## Set exercise
Starting at the line that holds "Decode this image", copy every line exactly through the end of the data, and no others.

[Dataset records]
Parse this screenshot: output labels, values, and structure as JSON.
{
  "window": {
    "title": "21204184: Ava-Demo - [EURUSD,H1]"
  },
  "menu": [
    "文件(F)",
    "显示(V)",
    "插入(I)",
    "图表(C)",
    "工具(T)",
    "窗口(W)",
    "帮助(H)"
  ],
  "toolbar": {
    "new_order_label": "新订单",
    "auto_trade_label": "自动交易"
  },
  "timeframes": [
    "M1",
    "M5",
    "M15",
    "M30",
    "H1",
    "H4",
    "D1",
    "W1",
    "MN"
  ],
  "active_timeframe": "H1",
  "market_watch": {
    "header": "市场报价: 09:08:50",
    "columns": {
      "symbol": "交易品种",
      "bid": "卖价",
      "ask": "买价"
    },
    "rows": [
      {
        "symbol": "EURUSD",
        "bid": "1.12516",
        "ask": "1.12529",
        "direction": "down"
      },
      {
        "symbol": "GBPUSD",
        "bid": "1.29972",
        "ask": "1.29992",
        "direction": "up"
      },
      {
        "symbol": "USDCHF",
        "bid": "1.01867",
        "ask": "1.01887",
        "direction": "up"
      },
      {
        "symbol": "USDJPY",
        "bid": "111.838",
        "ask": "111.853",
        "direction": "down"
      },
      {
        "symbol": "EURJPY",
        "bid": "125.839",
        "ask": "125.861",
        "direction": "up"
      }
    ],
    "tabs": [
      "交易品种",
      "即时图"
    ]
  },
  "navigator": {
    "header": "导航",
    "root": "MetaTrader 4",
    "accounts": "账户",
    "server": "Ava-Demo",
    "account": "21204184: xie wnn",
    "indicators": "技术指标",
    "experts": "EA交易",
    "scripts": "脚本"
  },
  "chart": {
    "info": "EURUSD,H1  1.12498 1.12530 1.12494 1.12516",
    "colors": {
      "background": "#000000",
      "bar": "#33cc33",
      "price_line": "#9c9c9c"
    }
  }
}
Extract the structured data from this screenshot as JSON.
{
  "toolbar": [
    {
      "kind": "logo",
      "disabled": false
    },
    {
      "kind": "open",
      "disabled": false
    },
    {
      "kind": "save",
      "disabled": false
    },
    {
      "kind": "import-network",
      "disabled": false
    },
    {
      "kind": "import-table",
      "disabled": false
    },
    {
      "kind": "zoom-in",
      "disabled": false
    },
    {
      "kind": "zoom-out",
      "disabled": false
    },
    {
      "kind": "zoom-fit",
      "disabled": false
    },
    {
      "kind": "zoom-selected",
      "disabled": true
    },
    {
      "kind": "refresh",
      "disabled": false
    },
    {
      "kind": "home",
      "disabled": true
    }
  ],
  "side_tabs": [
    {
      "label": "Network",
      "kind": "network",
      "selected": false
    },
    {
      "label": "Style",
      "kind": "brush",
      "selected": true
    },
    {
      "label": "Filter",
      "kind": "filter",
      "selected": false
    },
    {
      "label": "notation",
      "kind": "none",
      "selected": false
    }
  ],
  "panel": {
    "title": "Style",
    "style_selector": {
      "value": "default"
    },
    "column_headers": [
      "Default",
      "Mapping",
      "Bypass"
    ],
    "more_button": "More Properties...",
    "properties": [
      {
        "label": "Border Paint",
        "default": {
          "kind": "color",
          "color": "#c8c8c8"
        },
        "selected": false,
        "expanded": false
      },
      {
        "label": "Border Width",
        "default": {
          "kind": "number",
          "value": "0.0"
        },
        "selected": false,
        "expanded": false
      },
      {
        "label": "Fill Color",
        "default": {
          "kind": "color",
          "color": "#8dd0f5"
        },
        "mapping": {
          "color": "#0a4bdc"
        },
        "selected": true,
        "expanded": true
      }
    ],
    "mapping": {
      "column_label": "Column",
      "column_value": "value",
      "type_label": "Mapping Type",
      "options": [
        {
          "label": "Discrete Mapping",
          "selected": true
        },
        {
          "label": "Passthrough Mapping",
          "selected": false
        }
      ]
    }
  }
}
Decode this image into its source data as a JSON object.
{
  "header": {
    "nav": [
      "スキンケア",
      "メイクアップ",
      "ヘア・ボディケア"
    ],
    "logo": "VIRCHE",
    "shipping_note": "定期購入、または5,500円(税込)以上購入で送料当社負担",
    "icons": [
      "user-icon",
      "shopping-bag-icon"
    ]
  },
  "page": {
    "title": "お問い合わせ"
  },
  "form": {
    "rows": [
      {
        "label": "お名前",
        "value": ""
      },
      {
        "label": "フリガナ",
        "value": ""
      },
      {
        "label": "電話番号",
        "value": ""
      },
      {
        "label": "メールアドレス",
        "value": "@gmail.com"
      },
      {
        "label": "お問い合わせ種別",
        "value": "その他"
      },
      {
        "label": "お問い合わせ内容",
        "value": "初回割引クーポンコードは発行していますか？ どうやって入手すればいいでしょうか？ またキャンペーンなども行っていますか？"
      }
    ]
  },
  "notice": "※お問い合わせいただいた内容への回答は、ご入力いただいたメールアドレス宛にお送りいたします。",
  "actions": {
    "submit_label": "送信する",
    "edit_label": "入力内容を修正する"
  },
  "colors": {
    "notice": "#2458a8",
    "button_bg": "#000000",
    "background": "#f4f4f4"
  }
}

## Task solution
Decode this image into its source data as a JSON object.
{
  "header": {
    "nav": [
      "スキンケア",
      "メイクアップ",
      "ヘア・ボディケア"
    ],
    "logo": "VIRCHE",
    "shipping_note": "定期購入、または5,500円(税込)以上購入で送料当社負担",
    "icons": [
      "user-icon",
      "shopping-bag-icon"
    ]
  },
  "page": {
    "title": "お問い合わせ"
  },
  "form": {
    "rows": [
      {
        "label": "お名前",
        "value": ""
      },
      {
        "label": "フリガナ",
        "value": ""
      },
      {
        "label": "電話番号",
        "value": ""
      },
      {
        "label": "メールアドレス",
        "value": "@gmail.com"
      },
      {
        "label": "お問い合わせ種別",
        "value": "その他"
      },
      {
        "label": "お問い合わせ内容",
        "value": "初回割引クーポンコードは発行していますか？ どうやって入手すればいいでしょうか？ またキャンペーンなども行っていますか？"
      }
    ]
  },
  "notice": "※お問い合わせいただいた内容への回答は、ご入力いただいたメールアドレス宛にお送りいたします。",
  "actions": {
    "submit_label": "送信する",
    "edit_label": "入力内容を修正する"
  },
  "colors": {
    "notice": "#2458a8",
    "button_bg": "#000000",
    "background": "#f4f4f4"
  }
}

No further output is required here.